• Work required
Copy the lines below as they are; omit the images they contain.

• Dataset
——————————
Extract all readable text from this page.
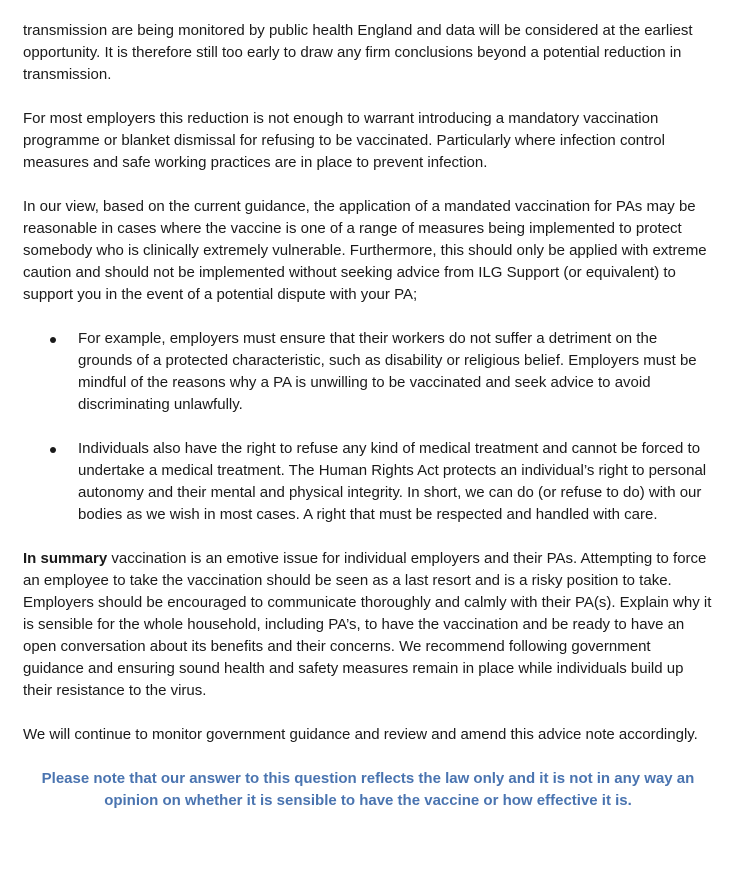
transmission are being monitored by public health England and data will be considered at the earliest opportunity. It is therefore still too early to draw any firm conclusions beyond a potential reduction in transmission.

For most employers this reduction is not enough to warrant introducing a mandatory vaccination programme or blanket dismissal for refusing to be vaccinated. Particularly where infection control measures and safe working practices are in place to prevent infection.

In our view, based on the current guidance, the application of a mandated vaccination for PAs may be reasonable in cases where the vaccine is one of a range of measures being implemented to protect somebody who is clinically extremely vulnerable. Furthermore, this should only be applied with extreme caution and should not be implemented without seeking advice from ILG Support (or equivalent) to support you in the event of a potential dispute with your PA;

For example, employers must ensure that their workers do not suffer a detriment on the grounds of a protected characteristic, such as disability or religious belief. Employers must be mindful of the reasons why a PA is unwilling to be vaccinated and seek advice to avoid discriminating unlawfully.
Individuals also have the right to refuse any kind of medical treatment and cannot be forced to undertake a medical treatment. The Human Rights Act protects an individual’s right to personal autonomy and their mental and physical integrity. In short, we can do (or refuse to do) with our bodies as we wish in most cases. A right that must be respected and handled with care.

In summary vaccination is an emotive issue for individual employers and their PAs. Attempting to force an employee to take the vaccination should be seen as a last resort and is a risky position to take. Employers should be encouraged to communicate thoroughly and calmly with their PA(s). Explain why it is sensible for the whole household, including PA’s, to have the vaccination and be ready to have an open conversation about its benefits and their concerns. We recommend following government guidance and ensuring sound health and safety measures remain in place while individuals build up their resistance to the virus.

We will continue to monitor government guidance and review and amend this advice note accordingly.

Please note that our answer to this question reflects the law only and it is not in any way an opinion on whether it is sensible to have the vaccine or how effective it is.
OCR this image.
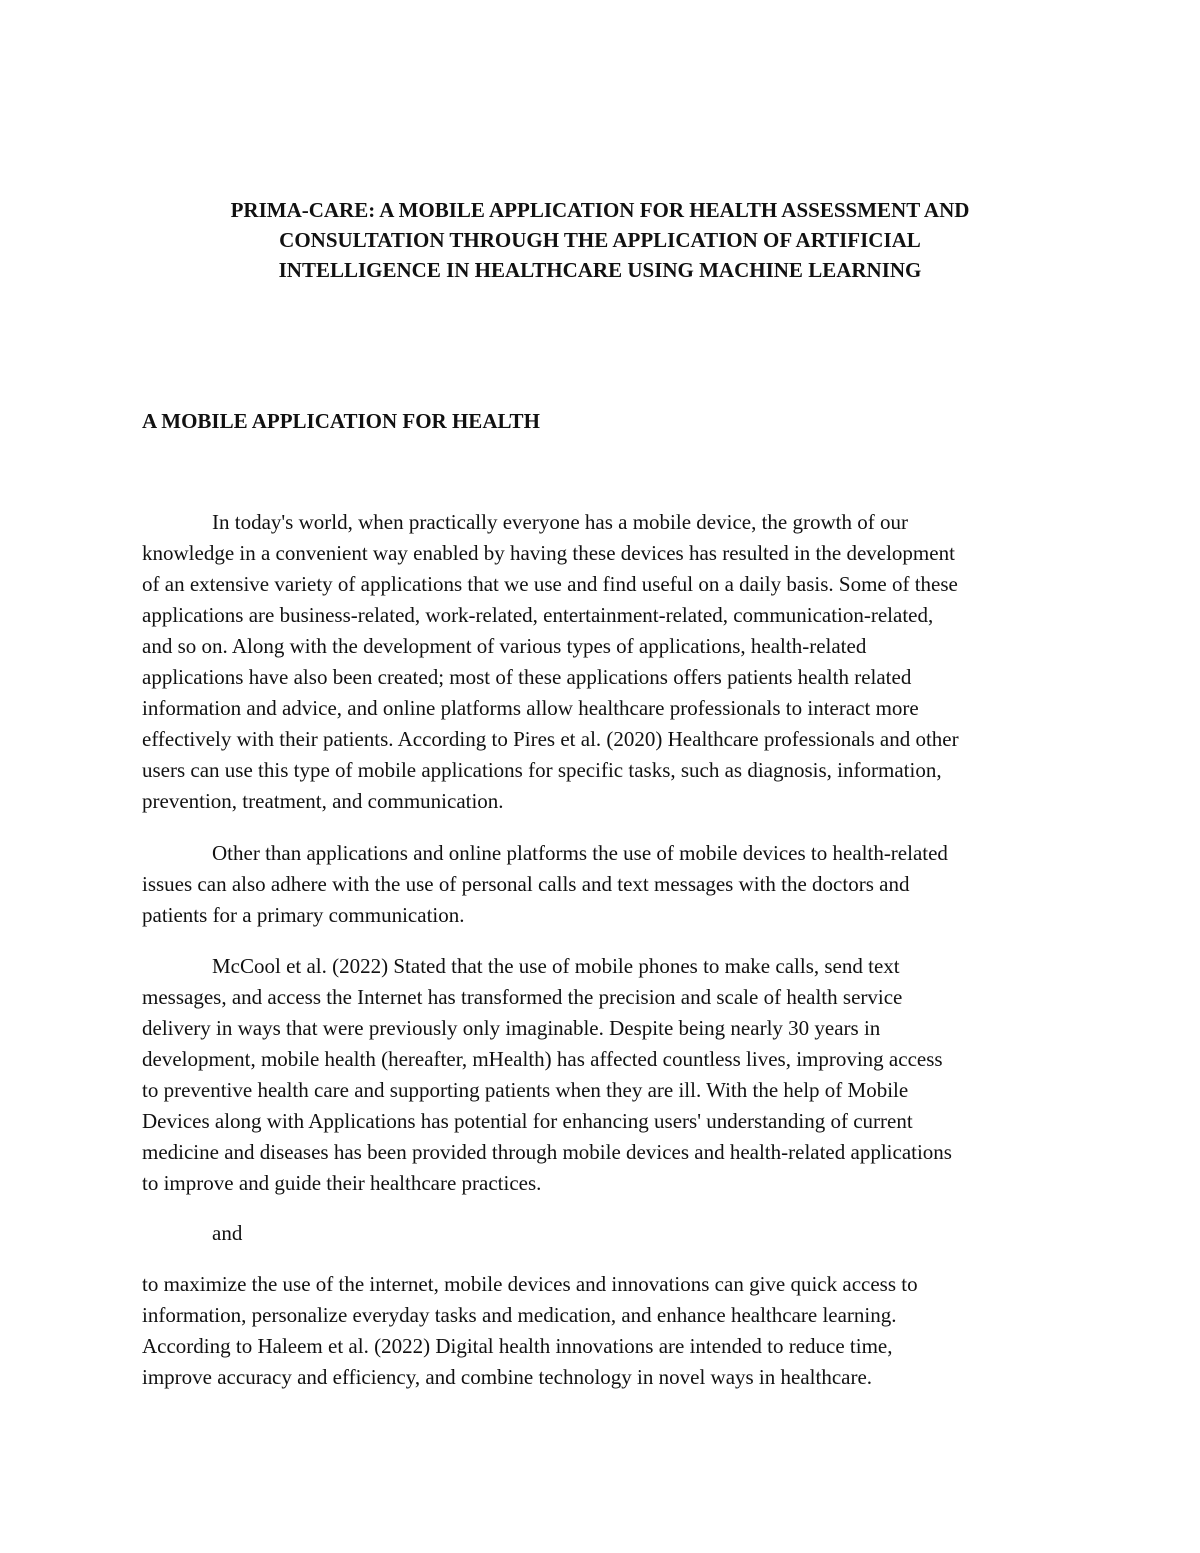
PRIMA-CARE: A MOBILE APPLICATION FOR HEALTH ASSESSMENT AND
CONSULTATION THROUGH THE APPLICATION OF ARTIFICIAL
INTELLIGENCE IN HEALTHCARE USING MACHINE LEARNING
A MOBILE APPLICATION FOR HEALTH
In today's world, when practically everyone has a mobile device, the growth of our
knowledge in a convenient way enabled by having these devices has resulted in the development
of an extensive variety of applications that we use and find useful on a daily basis. Some of these
applications are business-related, work-related, entertainment-related, communication-related,
and so on. Along with the development of various types of applications, health-related
applications have also been created; most of these applications offers patients health related
information and advice, and online platforms allow healthcare professionals to interact more
effectively with their patients. According to Pires et al. (2020) Healthcare professionals and other
users can use this type of mobile applications for specific tasks, such as diagnosis, information,
prevention, treatment, and communication.
Other than applications and online platforms the use of mobile devices to health-related
issues can also adhere with the use of personal calls and text messages with the doctors and
patients for a primary communication.
McCool et al. (2022) Stated that the use of mobile phones to make calls, send text
messages, and access the Internet has transformed the precision and scale of health service
delivery in ways that were previously only imaginable. Despite being nearly 30 years in
development, mobile health (hereafter, mHealth) has affected countless lives, improving access
to preventive health care and supporting patients when they are ill. With the help of Mobile
Devices along with Applications has potential for enhancing users' understanding of current
medicine and diseases has been provided through mobile devices and health-related applications
to improve and guide their healthcare practices.
and
to maximize the use of the internet, mobile devices and innovations can give quick access to
information, personalize everyday tasks and medication, and enhance healthcare learning.
According to Haleem et al. (2022) Digital health innovations are intended to reduce time,
improve accuracy and efficiency, and combine technology in novel ways in healthcare.
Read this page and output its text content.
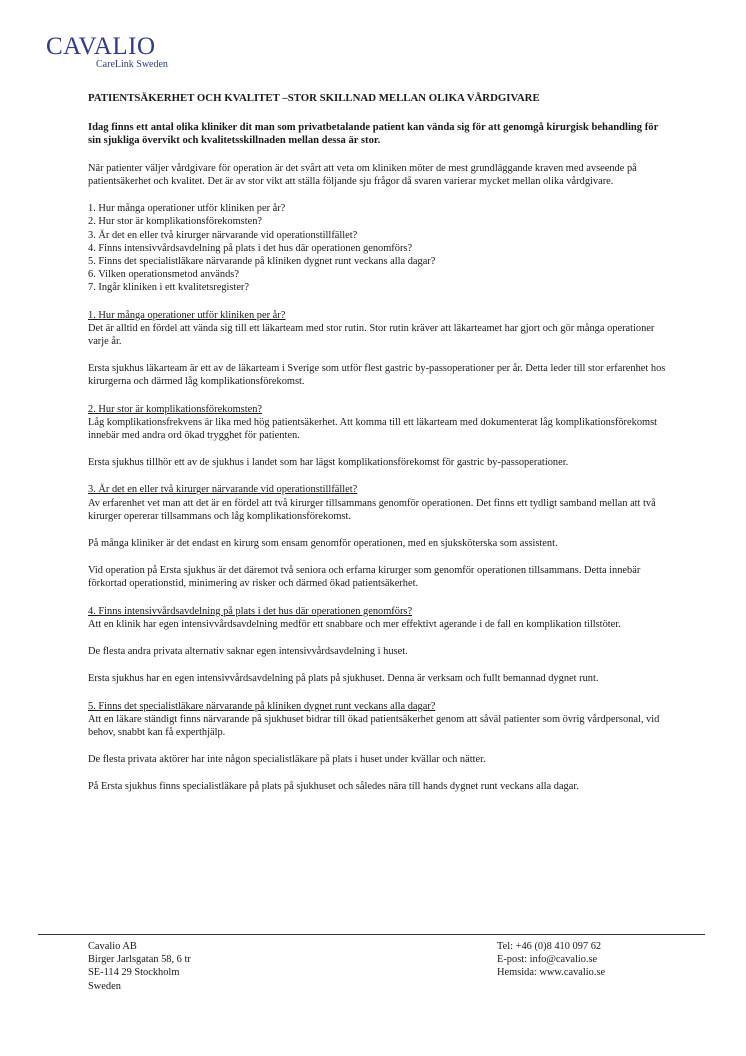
CAVALIO
CareLink Sweden
PATIENTSÄKERHET OCH KVALITET –STOR SKILLNAD MELLAN OLIKA VÅRDGIVARE

Idag finns ett antal olika kliniker dit man som privatbetalande patient kan vända sig för att genomgå kirurgisk behandling för sin sjukliga övervikt och kvalitetsskillnaden mellan dessa är stor.

När patienter väljer vårdgivare för operation är det svårt att veta om kliniken möter de mest grundläggande kraven med avseende på patientsäkerhet och kvalitet. Det är av stor vikt att ställa följande sju frågor då svaren varierar mycket mellan olika vårdgivare.

1. Hur många operationer utför kliniken per år?
2. Hur stor är komplikationsförekomsten?
3. Är det en eller två kirurger närvarande vid operationstillfället?
4. Finns intensivvårdsavdelning på plats i det hus där operationen genomförs?
5. Finns det specialistläkare närvarande på kliniken dygnet runt veckans alla dagar?
6. Vilken operationsmetod används?
7. Ingår kliniken i ett kvalitetsregister?
1. Hur många operationer utför kliniken per år?

Det är alltid en fördel att vända sig till ett läkarteam med stor rutin. Stor rutin kräver att läkarteamet har gjort och gör många operationer varje år.

Ersta sjukhus läkarteam är ett av de läkarteam i Sverige som utför flest gastric by-passoperationer per år. Detta leder till stor erfarenhet hos kirurgerna och därmed låg komplikationsförekomst.

2. Hur stor är komplikationsförekomsten?

Låg komplikationsfrekvens är lika med hög patientsäkerhet. Att komma till ett läkarteam med dokumenterat låg komplikationsförekomst innebär med andra ord ökad trygghet för patienten.

Ersta sjukhus tillhör ett av de sjukhus i landet som har lägst komplikationsförekomst för gastric by-passoperationer.

3. Är det en eller två kirurger närvarande vid operationstillfället?

Av erfarenhet vet man att det är en fördel att två kirurger tillsammans genomför operationen. Det finns ett tydligt samband mellan att två kirurger opererar tillsammans och låg komplikationsförekomst.

På många kliniker är det endast en kirurg som ensam genomför operationen, med en sjuksköterska som assistent.

Vid operation på Ersta sjukhus är det däremot två seniora och erfarna kirurger som genomför operationen tillsammans. Detta innebär förkortad operationstid, minimering av risker och därmed ökad patientsäkerhet.

4. Finns intensivvårdsavdelning på plats i det hus där operationen genomförs?

Att en klinik har egen intensivvårdsavdelning medför ett snabbare och mer effektivt agerande i de fall en komplikation tillstöter.

De flesta andra privata alternativ saknar egen intensivvårdsavdelning i huset.

Ersta sjukhus har en egen intensivvårdsavdelning på plats på sjukhuset. Denna är verksam och fullt bemannad dygnet runt.

5. Finns det specialistläkare närvarande på kliniken dygnet runt veckans alla dagar?

Att en läkare ständigt finns närvarande på sjukhuset bidrar till ökad patientsäkerhet genom att såväl patienter som övrig vårdpersonal, vid behov, snabbt kan få experthjälp.

De flesta privata aktörer har inte någon specialistläkare på plats i huset under kvällar och nätter.

På Ersta sjukhus finns specialistläkare på plats på sjukhuset och således nära till hands dygnet runt veckans alla dagar.

Cavalio AB
Birger Jarlsgatan 58, 6 tr
SE-114 29 Stockholm
Sweden
Tel: +46 (0)8 410 097 62
E-post: info@cavalio.se
Hemsida: www.cavalio.se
——————————
• Answer
Extract all readable text from this page.
transmission are being monitored by public health England and data will be considered at the earliest opportunity. It is therefore still too early to draw any firm conclusions beyond a potential reduction in transmission.

For most employers this reduction is not enough to warrant introducing a mandatory vaccination programme or blanket dismissal for refusing to be vaccinated. Particularly where infection control measures and safe working practices are in place to prevent infection.

In our view, based on the current guidance, the application of a mandated vaccination for PAs may be reasonable in cases where the vaccine is one of a range of measures being implemented to protect somebody who is clinically extremely vulnerable. Furthermore, this should only be applied with extreme caution and should not be implemented without seeking advice from ILG Support (or equivalent) to support you in the event of a potential dispute with your PA;

For example, employers must ensure that their workers do not suffer a detriment on the grounds of a protected characteristic, such as disability or religious belief. Employers must be mindful of the reasons why a PA is unwilling to be vaccinated and seek advice to avoid discriminating unlawfully.
Individuals also have the right to refuse any kind of medical treatment and cannot be forced to undertake a medical treatment. The Human Rights Act protects an individual’s right to personal autonomy and their mental and physical integrity. In short, we can do (or refuse to do) with our bodies as we wish in most cases. A right that must be respected and handled with care.

In summary vaccination is an emotive issue for individual employers and their PAs. Attempting to force an employee to take the vaccination should be seen as a last resort and is a risky position to take. Employers should be encouraged to communicate thoroughly and calmly with their PA(s). Explain why it is sensible for the whole household, including PA’s, to have the vaccination and be ready to have an open conversation about its benefits and their concerns. We recommend following government guidance and ensuring sound health and safety measures remain in place while individuals build up their resistance to the virus.

We will continue to monitor government guidance and review and amend this advice note accordingly.

Please note that our answer to this question reflects the law only and it is not in any way an opinion on whether it is sensible to have the vaccine or how effective it is.
OCR this image.
PRIMA-CARE: A MOBILE APPLICATION FOR HEALTH ASSESSMENT AND
CONSULTATION THROUGH THE APPLICATION OF ARTIFICIAL
INTELLIGENCE IN HEALTHCARE USING MACHINE LEARNING
A MOBILE APPLICATION FOR HEALTH
In today's world, when practically everyone has a mobile device, the growth of our
knowledge in a convenient way enabled by having these devices has resulted in the development
of an extensive variety of applications that we use and find useful on a daily basis. Some of these
applications are business-related, work-related, entertainment-related, communication-related,
and so on. Along with the development of various types of applications, health-related
applications have also been created; most of these applications offers patients health related
information and advice, and online platforms allow healthcare professionals to interact more
effectively with their patients. According to Pires et al. (2020) Healthcare professionals and other
users can use this type of mobile applications for specific tasks, such as diagnosis, information,
prevention, treatment, and communication.
Other than applications and online platforms the use of mobile devices to health-related
issues can also adhere with the use of personal calls and text messages with the doctors and
patients for a primary communication.
McCool et al. (2022) Stated that the use of mobile phones to make calls, send text
messages, and access the Internet has transformed the precision and scale of health service
delivery in ways that were previously only imaginable. Despite being nearly 30 years in
development, mobile health (hereafter, mHealth) has affected countless lives, improving access
to preventive health care and supporting patients when they are ill. With the help of Mobile
Devices along with Applications has potential for enhancing users' understanding of current
medicine and diseases has been provided through mobile devices and health-related applications
to improve and guide their healthcare practices.
and
to maximize the use of the internet, mobile devices and innovations can give quick access to
information, personalize everyday tasks and medication, and enhance healthcare learning.
According to Haleem et al. (2022) Digital health innovations are intended to reduce time,
improve accuracy and efficiency, and combine technology in novel ways in healthcare.
Read this page and output its text content.
CAVALIO
CareLink Sweden
PATIENTSÄKERHET OCH KVALITET –STOR SKILLNAD MELLAN OLIKA VÅRDGIVARE

Idag finns ett antal olika kliniker dit man som privatbetalande patient kan vända sig för att genomgå kirurgisk behandling för sin sjukliga övervikt och kvalitetsskillnaden mellan dessa är stor.

När patienter väljer vårdgivare för operation är det svårt att veta om kliniken möter de mest grundläggande kraven med avseende på patientsäkerhet och kvalitet. Det är av stor vikt att ställa följande sju frågor då svaren varierar mycket mellan olika vårdgivare.

1. Hur många operationer utför kliniken per år?
2. Hur stor är komplikationsförekomsten?
3. Är det en eller två kirurger närvarande vid operationstillfället?
4. Finns intensivvårdsavdelning på plats i det hus där operationen genomförs?
5. Finns det specialistläkare närvarande på kliniken dygnet runt veckans alla dagar?
6. Vilken operationsmetod används?
7. Ingår kliniken i ett kvalitetsregister?
1. Hur många operationer utför kliniken per år?

Det är alltid en fördel att vända sig till ett läkarteam med stor rutin. Stor rutin kräver att läkarteamet har gjort och gör många operationer varje år.

Ersta sjukhus läkarteam är ett av de läkarteam i Sverige som utför flest gastric by-passoperationer per år. Detta leder till stor erfarenhet hos kirurgerna och därmed låg komplikationsförekomst.

2. Hur stor är komplikationsförekomsten?

Låg komplikationsfrekvens är lika med hög patientsäkerhet. Att komma till ett läkarteam med dokumenterat låg komplikationsförekomst innebär med andra ord ökad trygghet för patienten.

Ersta sjukhus tillhör ett av de sjukhus i landet som har lägst komplikationsförekomst för gastric by-passoperationer.

3. Är det en eller två kirurger närvarande vid operationstillfället?

Av erfarenhet vet man att det är en fördel att två kirurger tillsammans genomför operationen. Det finns ett tydligt samband mellan att två kirurger opererar tillsammans och låg komplikationsförekomst.

På många kliniker är det endast en kirurg som ensam genomför operationen, med en sjuksköterska som assistent.

Vid operation på Ersta sjukhus är det däremot två seniora och erfarna kirurger som genomför operationen tillsammans. Detta innebär förkortad operationstid, minimering av risker och därmed ökad patientsäkerhet.

4. Finns intensivvårdsavdelning på plats i det hus där operationen genomförs?

Att en klinik har egen intensivvårdsavdelning medför ett snabbare och mer effektivt agerande i de fall en komplikation tillstöter.

De flesta andra privata alternativ saknar egen intensivvårdsavdelning i huset.

Ersta sjukhus har en egen intensivvårdsavdelning på plats på sjukhuset. Denna är verksam och fullt bemannad dygnet runt.

5. Finns det specialistläkare närvarande på kliniken dygnet runt veckans alla dagar?

Att en läkare ständigt finns närvarande på sjukhuset bidrar till ökad patientsäkerhet genom att såväl patienter som övrig vårdpersonal, vid behov, snabbt kan få experthjälp.

De flesta privata aktörer har inte någon specialistläkare på plats i huset under kvällar och nätter.

På Ersta sjukhus finns specialistläkare på plats på sjukhuset och således nära till hands dygnet runt veckans alla dagar.

Cavalio AB
Birger Jarlsgatan 58, 6 tr
SE-114 29 Stockholm
Sweden
Tel: +46 (0)8 410 097 62
E-post: info@cavalio.se
Hemsida: www.cavalio.se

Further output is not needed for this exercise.